--- Exercise description ---
Pull each line holding the word "chevron" from the data.

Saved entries
○ ○ ○ ○ ○

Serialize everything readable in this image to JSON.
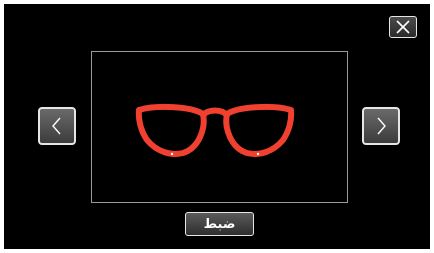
{
  "dialog": {
    "set_label": "ضبط",
    "close_icon": "close-x-icon",
    "prev_icon": "chevron-left-icon",
    "next_icon": "chevron-right-icon",
    "preview_icon": "glasses-icon"
  },
  "colors": {
    "background": "#000000",
    "frame_border": "#9a9a9a",
    "button_border": "#e6e6e6",
    "glasses": "#f0402f"
  }
}
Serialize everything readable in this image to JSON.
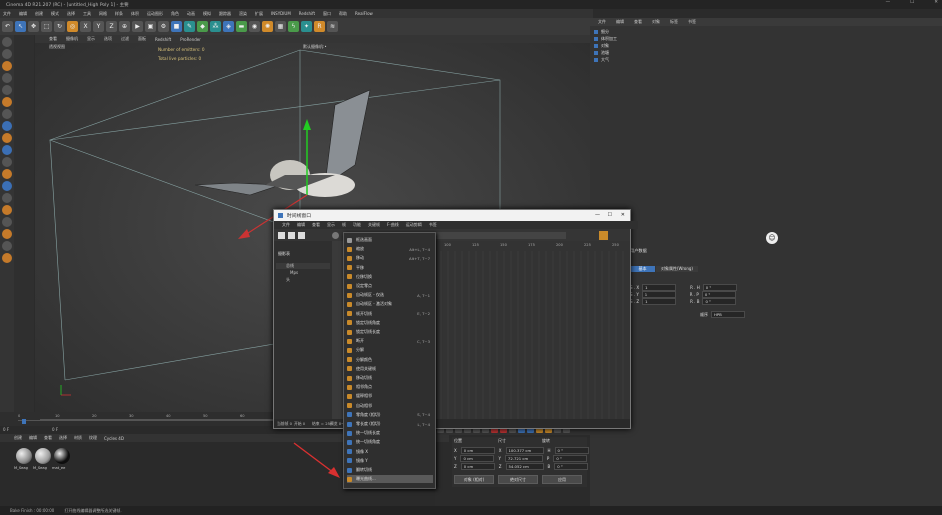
{
  "app": {
    "title": "Cinema 4D R21.207 (RC) - [untitled_High Poly 1] - 主要",
    "window_controls": [
      "—",
      "☐",
      "✕"
    ]
  },
  "menubar": [
    "文件",
    "编辑",
    "创建",
    "模式",
    "选择",
    "工具",
    "网格",
    "样条",
    "体积",
    "运动图形",
    "角色",
    "动画",
    "模拟",
    "跟踪器",
    "渲染",
    "扩展",
    "INSYDIUM",
    "Redshift",
    "窗口",
    "帮助",
    "RealFlow"
  ],
  "viewport": {
    "menu": [
      "查看",
      "摄像机",
      "显示",
      "选项",
      "过滤",
      "面板",
      "Redshift",
      "ProRender"
    ],
    "label": "透视视图",
    "camera_label": "默认摄像机:•",
    "hud_line1": "Number of emitters: 0",
    "hud_line2": "Total live particles: 0"
  },
  "timeline": {
    "ticks": [
      "0",
      "10",
      "20",
      "30",
      "40",
      "50",
      "60",
      "70",
      "80",
      "90",
      "100",
      "110"
    ],
    "start_field": "0 F",
    "current_field": "0 F"
  },
  "material_manager": {
    "menu": [
      "创建",
      "编辑",
      "查看",
      "选择",
      "材质",
      "纹理",
      "Cycles 4D"
    ],
    "materials": [
      {
        "name": "M_Seag",
        "color": "#8a8a8a"
      },
      {
        "name": "M_Seag",
        "color": "#9d9d9d"
      },
      {
        "name": "mat_ee",
        "color": "#0d0d0d"
      }
    ]
  },
  "status_bar": {
    "left": "Bake Finish : 00:00:00",
    "message": "打开曲线编辑器调整所选关键帧."
  },
  "object_manager": {
    "menu": [
      "文件",
      "编辑",
      "查看",
      "对象",
      "标签",
      "书签"
    ],
    "objects": [
      "细分",
      "体积加工",
      "对象",
      "池塘",
      "大气"
    ]
  },
  "attribute_manager": {
    "header": "用户数据",
    "tabs": [
      "基本",
      "对象属性(Wrong)"
    ],
    "rows": [
      {
        "label": "S . X",
        "value": "1",
        "rlabel": "R . H",
        "rvalue": "0 °"
      },
      {
        "label": "S . Y",
        "value": "1",
        "rlabel": "R . P",
        "rvalue": "0 °"
      },
      {
        "label": "S . Z",
        "value": "1",
        "rlabel": "R . B",
        "rvalue": "0 °"
      }
    ],
    "order_label": "顺序",
    "order_value": "HPB"
  },
  "timeline_dialog": {
    "title": "时间线窗口",
    "menu": [
      "文件",
      "编辑",
      "查看",
      "显示",
      "帧",
      "功能",
      "关键帧",
      "F-曲线",
      "运动剪辑",
      "书签"
    ],
    "tree_label": "摄影表",
    "tree_items": [
      "总线",
      "Mps",
      "头"
    ],
    "ruler": [
      "100",
      "125",
      "150",
      "175",
      "200",
      "225",
      "250"
    ],
    "footer_left": "当前帧 0",
    "footer_mid": "开始 0",
    "footer_right": "结束 = 250",
    "footer_preview": "预览 0→250"
  },
  "context_menu": {
    "items": [
      {
        "label": "框选画面",
        "shortcut": "",
        "icon": "#999"
      },
      {
        "label": "缩放",
        "shortcut": "Alt+L, T~4",
        "icon": "#c98a2a"
      },
      {
        "label": "移动",
        "shortcut": "Alt+T, T~7",
        "icon": "#c98a2a"
      },
      {
        "label": "平移",
        "shortcut": "",
        "icon": "#c98a2a"
      },
      {
        "label": "位移切换",
        "shortcut": "",
        "icon": "#c98a2a"
      },
      {
        "label": "设定零点",
        "shortcut": "",
        "icon": "#c98a2a"
      },
      {
        "label": "自动帧区 - 仅选",
        "shortcut": "A, T~1",
        "icon": "#c98a2a"
      },
      {
        "label": "自动帧区 - 激活对象",
        "shortcut": "",
        "icon": "#c98a2a"
      },
      {
        "label": "帧开切线",
        "shortcut": "E, T~2",
        "icon": "#c98a2a"
      },
      {
        "label": "锁定切线角度",
        "shortcut": "",
        "icon": "#c98a2a"
      },
      {
        "label": "锁定切线长度",
        "shortcut": "",
        "icon": "#c98a2a"
      },
      {
        "label": "断开",
        "shortcut": "C, T~3",
        "icon": "#c98a2a"
      },
      {
        "label": "分解",
        "shortcut": "",
        "icon": "#c98a2a"
      },
      {
        "label": "分解颜色",
        "shortcut": "",
        "icon": "#c98a2a"
      },
      {
        "label": "使用关键帧",
        "shortcut": "",
        "icon": "#c98a2a"
      },
      {
        "label": "移动切线",
        "shortcut": "",
        "icon": "#c98a2a"
      },
      {
        "label": "相邻角点",
        "shortcut": "",
        "icon": "#c98a2a"
      },
      {
        "label": "缓释相邻",
        "shortcut": "",
        "icon": "#c98a2a"
      },
      {
        "label": "自动相邻",
        "shortcut": "",
        "icon": "#c98a2a"
      },
      {
        "label": "零角度 (相切)",
        "shortcut": "S, T~4",
        "icon": "#3e74b9"
      },
      {
        "label": "零长度 (相切)",
        "shortcut": "L, T~4",
        "icon": "#3e74b9"
      },
      {
        "label": "统一切线长度",
        "shortcut": "",
        "icon": "#3e74b9"
      },
      {
        "label": "统一切线角度",
        "shortcut": "",
        "icon": "#3e74b9"
      },
      {
        "label": "镜像 X",
        "shortcut": "",
        "icon": "#3e74b9"
      },
      {
        "label": "镜像 Y",
        "shortcut": "",
        "icon": "#3e74b9"
      },
      {
        "label": "翻转切线",
        "shortcut": "",
        "icon": "#3e74b9"
      },
      {
        "label": "曝光曲线...",
        "shortcut": "",
        "icon": "#c98a2a"
      }
    ]
  },
  "coordinates": {
    "headers": [
      "位置",
      "尺寸",
      "旋转"
    ],
    "rows": [
      {
        "axis": "X",
        "pos": "0 cm",
        "size": "100.377 cm",
        "rlabel": "H",
        "rot": "0 °"
      },
      {
        "axis": "Y",
        "pos": "0 cm",
        "size": "72.721 cm",
        "rlabel": "P",
        "rot": "0 °"
      },
      {
        "axis": "Z",
        "pos": "0 cm",
        "size": "54.052 cm",
        "rlabel": "B",
        "rot": "0 °"
      }
    ],
    "mode_left": "对象 (相对)",
    "mode_mid": "绝对尺寸",
    "apply": "应用"
  }
}
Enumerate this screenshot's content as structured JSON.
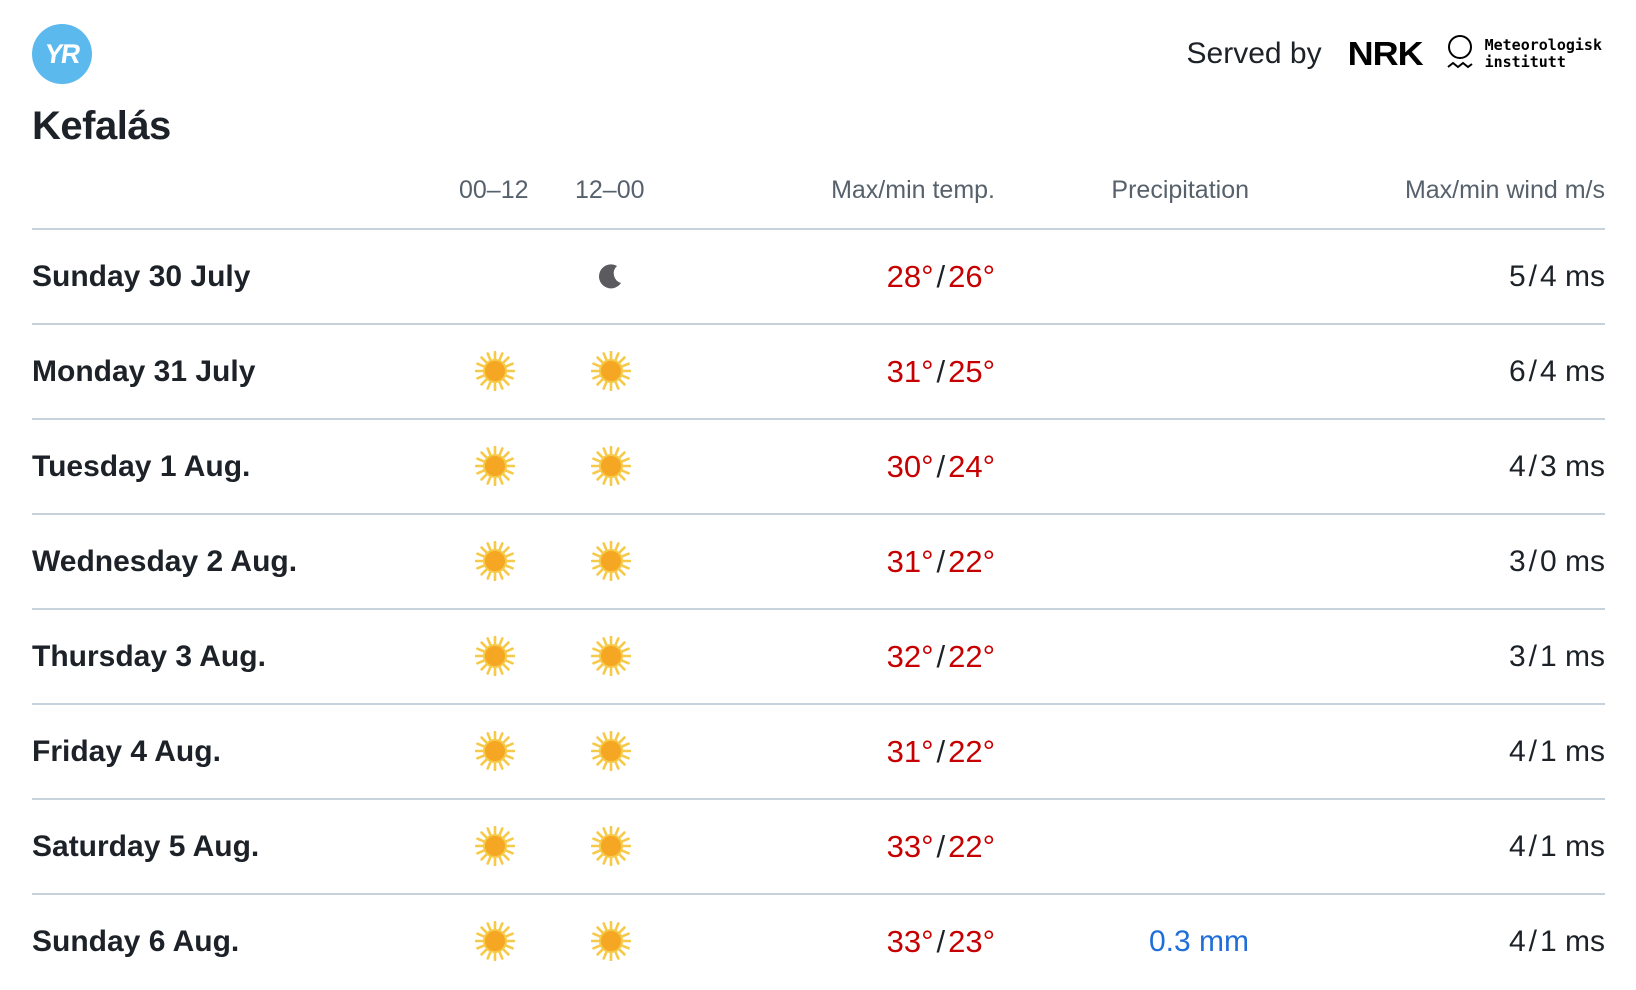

○ ○ ○ ○ ○

--- The completed task ---
    "prev_icon": "chevron-left-icon",
    "next_icon": "chevron-right-icon",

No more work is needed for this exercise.